__Stored dataset items__:
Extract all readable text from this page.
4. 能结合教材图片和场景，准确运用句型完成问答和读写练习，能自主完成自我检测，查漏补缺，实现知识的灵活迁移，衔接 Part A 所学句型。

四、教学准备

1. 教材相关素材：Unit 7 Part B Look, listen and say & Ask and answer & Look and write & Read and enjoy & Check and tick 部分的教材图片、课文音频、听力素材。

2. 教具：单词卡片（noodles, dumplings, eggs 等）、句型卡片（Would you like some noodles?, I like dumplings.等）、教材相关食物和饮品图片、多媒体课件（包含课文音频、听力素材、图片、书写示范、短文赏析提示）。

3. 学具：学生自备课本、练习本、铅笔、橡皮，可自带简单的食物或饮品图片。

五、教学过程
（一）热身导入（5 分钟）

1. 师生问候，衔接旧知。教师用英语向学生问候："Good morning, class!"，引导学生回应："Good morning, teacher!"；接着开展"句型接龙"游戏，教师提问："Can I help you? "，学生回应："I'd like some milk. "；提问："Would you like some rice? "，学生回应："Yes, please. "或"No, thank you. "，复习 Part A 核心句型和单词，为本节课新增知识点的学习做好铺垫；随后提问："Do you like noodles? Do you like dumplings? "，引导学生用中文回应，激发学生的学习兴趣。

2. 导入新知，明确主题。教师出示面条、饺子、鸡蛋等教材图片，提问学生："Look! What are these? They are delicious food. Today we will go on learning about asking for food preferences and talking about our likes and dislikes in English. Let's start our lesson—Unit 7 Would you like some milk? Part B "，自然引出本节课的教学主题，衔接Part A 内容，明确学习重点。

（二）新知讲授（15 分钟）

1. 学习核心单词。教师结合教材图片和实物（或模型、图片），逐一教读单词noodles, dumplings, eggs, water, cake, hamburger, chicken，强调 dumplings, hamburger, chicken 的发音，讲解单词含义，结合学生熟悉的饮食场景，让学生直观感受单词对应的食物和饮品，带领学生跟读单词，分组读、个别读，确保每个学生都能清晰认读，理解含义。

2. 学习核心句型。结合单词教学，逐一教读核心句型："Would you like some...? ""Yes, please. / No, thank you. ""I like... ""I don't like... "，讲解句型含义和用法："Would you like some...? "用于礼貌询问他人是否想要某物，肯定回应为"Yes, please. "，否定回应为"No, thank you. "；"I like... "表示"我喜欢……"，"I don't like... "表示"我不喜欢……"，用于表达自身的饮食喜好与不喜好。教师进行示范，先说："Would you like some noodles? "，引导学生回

__Stated problem__: Your task is to return the full listing exactly as it was given.

__Expected output__:
Extract all readable text from this page.
4. 能结合教材图片和场景，准确运用句型完成问答和读写练习，能自主完成自我检测，查漏补缺，实现知识的灵活迁移，衔接 Part A 所学句型。

四、教学准备

1. 教材相关素材：Unit 7 Part B Look, listen and say & Ask and answer & Look and write & Read and enjoy & Check and tick 部分的教材图片、课文音频、听力素材。

2. 教具：单词卡片（noodles, dumplings, eggs 等）、句型卡片（Would you like some noodles?, I like dumplings.等）、教材相关食物和饮品图片、多媒体课件（包含课文音频、听力素材、图片、书写示范、短文赏析提示）。

3. 学具：学生自备课本、练习本、铅笔、橡皮，可自带简单的食物或饮品图片。

五、教学过程
（一）热身导入（5 分钟）

1. 师生问候，衔接旧知。教师用英语向学生问候："Good morning, class!"，引导学生回应："Good morning, teacher!"；接着开展"句型接龙"游戏，教师提问："Can I help you? "，学生回应："I'd like some milk. "；提问："Would you like some rice? "，学生回应："Yes, please. "或"No, thank you. "，复习 Part A 核心句型和单词，为本节课新增知识点的学习做好铺垫；随后提问："Do you like noodles? Do you like dumplings? "，引导学生用中文回应，激发学生的学习兴趣。

2. 导入新知，明确主题。教师出示面条、饺子、鸡蛋等教材图片，提问学生："Look! What are these? They are delicious food. Today we will go on learning about asking for food preferences and talking about our likes and dislikes in English. Let's start our lesson—Unit 7 Would you like some milk? Part B "，自然引出本节课的教学主题，衔接Part A 内容，明确学习重点。

（二）新知讲授（15 分钟）

1. 学习核心单词。教师结合教材图片和实物（或模型、图片），逐一教读单词noodles, dumplings, eggs, water, cake, hamburger, chicken，强调 dumplings, hamburger, chicken 的发音，讲解单词含义，结合学生熟悉的饮食场景，让学生直观感受单词对应的食物和饮品，带领学生跟读单词，分组读、个别读，确保每个学生都能清晰认读，理解含义。

2. 学习核心句型。结合单词教学，逐一教读核心句型："Would you like some...? ""Yes, please. / No, thank you. ""I like... ""I don't like... "，讲解句型含义和用法："Would you like some...? "用于礼貌询问他人是否想要某物，肯定回应为"Yes, please. "，否定回应为"No, thank you. "；"I like... "表示"我喜欢……"，"I don't like... "表示"我不喜欢……"，用于表达自身的饮食喜好与不喜好。教师进行示范，先说："Would you like some noodles? "，引导学生回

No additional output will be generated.